• _Exercise aim_
Report every line from the material that contains the word "最大电缆横截面".

• _Dataset content_
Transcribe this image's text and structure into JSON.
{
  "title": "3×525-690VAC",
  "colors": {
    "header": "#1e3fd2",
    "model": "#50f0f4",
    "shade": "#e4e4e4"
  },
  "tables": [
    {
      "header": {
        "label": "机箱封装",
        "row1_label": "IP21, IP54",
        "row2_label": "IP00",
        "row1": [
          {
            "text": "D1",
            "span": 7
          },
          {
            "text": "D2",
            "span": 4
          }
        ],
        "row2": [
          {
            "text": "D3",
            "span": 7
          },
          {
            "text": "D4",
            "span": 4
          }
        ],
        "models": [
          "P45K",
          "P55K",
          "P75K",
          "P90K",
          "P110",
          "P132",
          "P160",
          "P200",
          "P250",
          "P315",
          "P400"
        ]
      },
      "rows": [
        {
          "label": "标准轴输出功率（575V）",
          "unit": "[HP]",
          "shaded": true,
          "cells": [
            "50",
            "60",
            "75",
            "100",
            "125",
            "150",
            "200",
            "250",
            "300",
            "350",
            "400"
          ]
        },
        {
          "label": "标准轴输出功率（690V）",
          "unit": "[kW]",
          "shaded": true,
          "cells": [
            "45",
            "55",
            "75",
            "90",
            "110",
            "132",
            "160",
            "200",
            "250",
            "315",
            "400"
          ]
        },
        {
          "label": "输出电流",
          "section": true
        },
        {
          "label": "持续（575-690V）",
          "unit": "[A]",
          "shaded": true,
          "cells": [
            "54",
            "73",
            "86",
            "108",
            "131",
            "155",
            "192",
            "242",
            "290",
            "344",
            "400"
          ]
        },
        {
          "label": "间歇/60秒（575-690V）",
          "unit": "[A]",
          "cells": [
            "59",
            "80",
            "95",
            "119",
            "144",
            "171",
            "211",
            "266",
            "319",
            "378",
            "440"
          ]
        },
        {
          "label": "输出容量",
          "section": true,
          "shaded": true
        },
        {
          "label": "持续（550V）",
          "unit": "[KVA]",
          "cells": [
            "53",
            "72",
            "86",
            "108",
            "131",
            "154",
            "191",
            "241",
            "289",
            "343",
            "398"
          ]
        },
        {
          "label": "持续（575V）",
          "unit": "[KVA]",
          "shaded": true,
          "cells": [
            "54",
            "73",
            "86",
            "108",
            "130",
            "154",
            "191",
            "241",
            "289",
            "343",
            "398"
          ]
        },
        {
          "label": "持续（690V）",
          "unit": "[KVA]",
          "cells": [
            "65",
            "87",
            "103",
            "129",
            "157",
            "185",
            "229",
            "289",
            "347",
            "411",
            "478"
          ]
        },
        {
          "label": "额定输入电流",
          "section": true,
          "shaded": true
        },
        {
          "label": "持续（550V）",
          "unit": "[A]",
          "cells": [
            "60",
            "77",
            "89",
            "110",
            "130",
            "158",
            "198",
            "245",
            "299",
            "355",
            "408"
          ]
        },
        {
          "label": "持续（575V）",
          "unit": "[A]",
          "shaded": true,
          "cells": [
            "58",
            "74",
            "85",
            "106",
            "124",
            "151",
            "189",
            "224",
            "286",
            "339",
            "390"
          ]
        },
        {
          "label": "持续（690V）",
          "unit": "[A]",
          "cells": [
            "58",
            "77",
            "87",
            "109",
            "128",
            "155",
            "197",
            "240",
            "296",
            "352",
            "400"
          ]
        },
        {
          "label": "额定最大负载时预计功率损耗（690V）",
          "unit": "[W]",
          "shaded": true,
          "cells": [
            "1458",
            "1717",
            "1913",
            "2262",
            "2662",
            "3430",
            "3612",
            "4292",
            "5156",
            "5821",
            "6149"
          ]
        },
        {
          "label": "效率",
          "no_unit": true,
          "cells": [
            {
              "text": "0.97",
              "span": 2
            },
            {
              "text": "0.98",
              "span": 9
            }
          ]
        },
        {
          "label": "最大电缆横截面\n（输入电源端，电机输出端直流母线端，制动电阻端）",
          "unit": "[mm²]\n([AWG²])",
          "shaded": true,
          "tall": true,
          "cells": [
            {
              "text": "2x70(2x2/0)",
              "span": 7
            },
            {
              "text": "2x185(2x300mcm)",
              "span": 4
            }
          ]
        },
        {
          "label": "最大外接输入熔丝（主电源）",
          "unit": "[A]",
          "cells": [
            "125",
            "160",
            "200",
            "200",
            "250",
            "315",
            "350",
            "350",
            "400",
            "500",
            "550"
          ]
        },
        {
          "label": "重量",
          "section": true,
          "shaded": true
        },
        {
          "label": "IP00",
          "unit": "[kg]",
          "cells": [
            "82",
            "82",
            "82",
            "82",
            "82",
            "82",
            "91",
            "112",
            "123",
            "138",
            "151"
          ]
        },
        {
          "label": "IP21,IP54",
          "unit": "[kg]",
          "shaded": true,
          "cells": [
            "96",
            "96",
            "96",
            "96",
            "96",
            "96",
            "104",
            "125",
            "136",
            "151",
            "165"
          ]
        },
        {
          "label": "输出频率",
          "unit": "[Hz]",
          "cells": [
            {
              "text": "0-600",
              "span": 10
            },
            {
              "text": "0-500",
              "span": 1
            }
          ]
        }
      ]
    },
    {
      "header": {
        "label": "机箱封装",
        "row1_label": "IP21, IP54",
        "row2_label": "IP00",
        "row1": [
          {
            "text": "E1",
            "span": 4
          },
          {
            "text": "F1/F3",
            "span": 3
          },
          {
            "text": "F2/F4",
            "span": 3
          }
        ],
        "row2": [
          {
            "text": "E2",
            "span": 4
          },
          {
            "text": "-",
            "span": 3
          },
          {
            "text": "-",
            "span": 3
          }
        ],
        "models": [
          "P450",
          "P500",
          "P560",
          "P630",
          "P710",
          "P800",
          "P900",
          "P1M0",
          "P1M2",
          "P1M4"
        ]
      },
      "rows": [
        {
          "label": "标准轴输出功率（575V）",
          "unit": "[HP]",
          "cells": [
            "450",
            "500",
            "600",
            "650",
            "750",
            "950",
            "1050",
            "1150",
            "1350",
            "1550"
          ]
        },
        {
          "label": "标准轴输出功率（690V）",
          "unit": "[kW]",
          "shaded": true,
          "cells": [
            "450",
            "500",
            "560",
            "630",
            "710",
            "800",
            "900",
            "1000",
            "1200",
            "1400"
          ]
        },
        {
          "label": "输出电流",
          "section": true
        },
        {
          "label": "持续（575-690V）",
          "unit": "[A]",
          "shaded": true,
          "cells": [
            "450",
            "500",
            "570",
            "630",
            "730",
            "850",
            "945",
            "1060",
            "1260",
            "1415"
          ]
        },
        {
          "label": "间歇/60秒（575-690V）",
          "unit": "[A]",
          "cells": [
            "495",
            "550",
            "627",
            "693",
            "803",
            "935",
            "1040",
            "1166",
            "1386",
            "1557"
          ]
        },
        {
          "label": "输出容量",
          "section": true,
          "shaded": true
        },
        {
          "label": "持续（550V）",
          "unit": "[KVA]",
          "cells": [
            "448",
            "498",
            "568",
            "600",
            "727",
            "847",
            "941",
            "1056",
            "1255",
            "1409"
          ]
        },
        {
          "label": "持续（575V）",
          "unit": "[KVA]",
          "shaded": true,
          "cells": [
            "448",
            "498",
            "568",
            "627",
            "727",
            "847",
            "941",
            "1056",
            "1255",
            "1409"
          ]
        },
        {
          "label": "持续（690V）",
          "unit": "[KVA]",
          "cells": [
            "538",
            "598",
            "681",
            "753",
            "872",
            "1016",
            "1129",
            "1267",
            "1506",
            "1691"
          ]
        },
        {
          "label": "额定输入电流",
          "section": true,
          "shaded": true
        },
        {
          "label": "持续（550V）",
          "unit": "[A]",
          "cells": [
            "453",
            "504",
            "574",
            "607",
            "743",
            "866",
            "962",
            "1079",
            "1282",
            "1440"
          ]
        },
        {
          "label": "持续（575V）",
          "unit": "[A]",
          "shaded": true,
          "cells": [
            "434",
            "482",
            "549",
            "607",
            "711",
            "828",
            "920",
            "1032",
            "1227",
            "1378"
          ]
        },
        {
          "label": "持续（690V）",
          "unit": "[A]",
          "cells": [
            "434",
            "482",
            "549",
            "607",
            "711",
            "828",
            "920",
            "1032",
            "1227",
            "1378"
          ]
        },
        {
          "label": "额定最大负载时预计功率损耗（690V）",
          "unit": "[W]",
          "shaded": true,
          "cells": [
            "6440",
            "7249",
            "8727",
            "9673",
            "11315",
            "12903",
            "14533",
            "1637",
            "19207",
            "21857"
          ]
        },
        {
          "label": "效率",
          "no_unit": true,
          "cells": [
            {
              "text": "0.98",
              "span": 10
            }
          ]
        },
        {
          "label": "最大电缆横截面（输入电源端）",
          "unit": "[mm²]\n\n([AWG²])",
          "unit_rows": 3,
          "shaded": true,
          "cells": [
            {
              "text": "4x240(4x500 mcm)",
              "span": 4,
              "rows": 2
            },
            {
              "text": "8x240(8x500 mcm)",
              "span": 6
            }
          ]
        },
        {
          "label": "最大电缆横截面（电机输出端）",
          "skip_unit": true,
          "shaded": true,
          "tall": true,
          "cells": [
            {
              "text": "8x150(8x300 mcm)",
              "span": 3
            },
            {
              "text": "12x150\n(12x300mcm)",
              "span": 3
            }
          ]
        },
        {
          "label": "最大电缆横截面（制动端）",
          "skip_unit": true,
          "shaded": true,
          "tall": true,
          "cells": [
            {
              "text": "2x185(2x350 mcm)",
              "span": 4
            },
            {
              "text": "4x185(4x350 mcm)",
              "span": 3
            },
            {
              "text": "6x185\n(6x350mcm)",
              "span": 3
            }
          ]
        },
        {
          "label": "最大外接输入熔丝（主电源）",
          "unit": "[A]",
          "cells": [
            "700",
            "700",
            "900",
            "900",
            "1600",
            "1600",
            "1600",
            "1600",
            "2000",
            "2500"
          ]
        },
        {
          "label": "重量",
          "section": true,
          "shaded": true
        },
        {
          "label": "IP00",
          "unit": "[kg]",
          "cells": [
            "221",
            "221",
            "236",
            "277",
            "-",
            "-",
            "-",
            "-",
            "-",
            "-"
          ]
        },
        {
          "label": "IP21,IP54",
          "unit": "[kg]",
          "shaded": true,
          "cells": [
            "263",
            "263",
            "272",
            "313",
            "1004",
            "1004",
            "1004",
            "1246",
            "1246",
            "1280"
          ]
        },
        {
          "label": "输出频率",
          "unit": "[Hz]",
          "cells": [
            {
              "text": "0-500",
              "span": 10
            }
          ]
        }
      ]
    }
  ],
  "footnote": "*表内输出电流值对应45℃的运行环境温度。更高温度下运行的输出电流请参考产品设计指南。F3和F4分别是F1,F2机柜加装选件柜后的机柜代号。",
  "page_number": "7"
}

• _Finished answer_
          "label": "最大电缆横截面\n（输入电源端，电机输出端直流母线端，制动电阻端）",
          "label": "最大电缆横截面（输入电源端）",
          "label": "最大电缆横截面（电机输出端）",
          "label": "最大电缆横截面（制动端）",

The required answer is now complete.